▶ _Exercise directions_:
Pick out all lines with the word "sunflower" from the records that follow.

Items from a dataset

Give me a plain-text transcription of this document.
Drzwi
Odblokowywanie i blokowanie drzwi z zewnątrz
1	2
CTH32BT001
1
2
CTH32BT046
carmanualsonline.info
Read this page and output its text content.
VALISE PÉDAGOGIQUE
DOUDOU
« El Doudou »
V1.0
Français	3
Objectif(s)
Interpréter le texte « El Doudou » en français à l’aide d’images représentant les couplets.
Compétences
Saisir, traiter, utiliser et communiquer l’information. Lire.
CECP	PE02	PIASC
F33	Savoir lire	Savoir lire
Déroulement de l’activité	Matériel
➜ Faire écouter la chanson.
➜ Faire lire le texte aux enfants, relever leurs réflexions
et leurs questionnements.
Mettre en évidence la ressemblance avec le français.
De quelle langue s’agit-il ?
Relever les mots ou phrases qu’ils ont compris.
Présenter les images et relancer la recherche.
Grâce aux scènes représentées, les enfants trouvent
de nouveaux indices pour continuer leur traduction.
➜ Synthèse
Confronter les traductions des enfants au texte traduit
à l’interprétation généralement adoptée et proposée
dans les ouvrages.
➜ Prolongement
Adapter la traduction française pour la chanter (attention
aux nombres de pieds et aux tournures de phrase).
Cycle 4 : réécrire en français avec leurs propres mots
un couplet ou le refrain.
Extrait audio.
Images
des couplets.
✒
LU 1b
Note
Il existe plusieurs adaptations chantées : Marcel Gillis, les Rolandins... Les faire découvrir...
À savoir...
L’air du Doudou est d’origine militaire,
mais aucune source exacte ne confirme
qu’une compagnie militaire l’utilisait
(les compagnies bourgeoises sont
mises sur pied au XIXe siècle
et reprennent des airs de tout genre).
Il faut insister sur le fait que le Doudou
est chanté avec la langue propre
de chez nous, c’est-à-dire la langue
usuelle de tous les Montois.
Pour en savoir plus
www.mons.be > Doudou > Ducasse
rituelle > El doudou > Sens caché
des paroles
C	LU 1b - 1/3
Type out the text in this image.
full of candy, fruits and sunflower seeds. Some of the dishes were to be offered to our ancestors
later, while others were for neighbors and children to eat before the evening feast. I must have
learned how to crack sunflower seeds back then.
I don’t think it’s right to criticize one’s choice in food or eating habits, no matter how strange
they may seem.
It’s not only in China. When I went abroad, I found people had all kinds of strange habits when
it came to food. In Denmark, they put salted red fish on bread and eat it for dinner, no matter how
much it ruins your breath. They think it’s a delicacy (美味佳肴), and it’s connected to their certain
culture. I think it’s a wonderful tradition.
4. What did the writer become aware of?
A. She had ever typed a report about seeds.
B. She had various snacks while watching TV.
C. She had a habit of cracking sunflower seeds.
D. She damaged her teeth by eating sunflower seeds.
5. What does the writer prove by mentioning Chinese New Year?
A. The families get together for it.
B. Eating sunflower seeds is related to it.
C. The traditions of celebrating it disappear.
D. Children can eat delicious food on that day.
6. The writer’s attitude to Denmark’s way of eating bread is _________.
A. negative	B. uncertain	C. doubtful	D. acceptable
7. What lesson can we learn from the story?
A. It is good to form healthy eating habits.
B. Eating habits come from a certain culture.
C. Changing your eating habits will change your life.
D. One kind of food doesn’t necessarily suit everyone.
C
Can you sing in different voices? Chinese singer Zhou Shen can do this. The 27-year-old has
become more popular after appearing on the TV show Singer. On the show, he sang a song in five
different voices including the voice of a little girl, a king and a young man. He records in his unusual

▶ _Full answer_:
full of candy, fruits and sunflower seeds. Some of the dishes were to be offered to our ancestors
learned how to crack sunflower seeds back then.
C. She had a habit of cracking sunflower seeds.
D. She damaged her teeth by eating sunflower seeds.
B. Eating sunflower seeds is related to it.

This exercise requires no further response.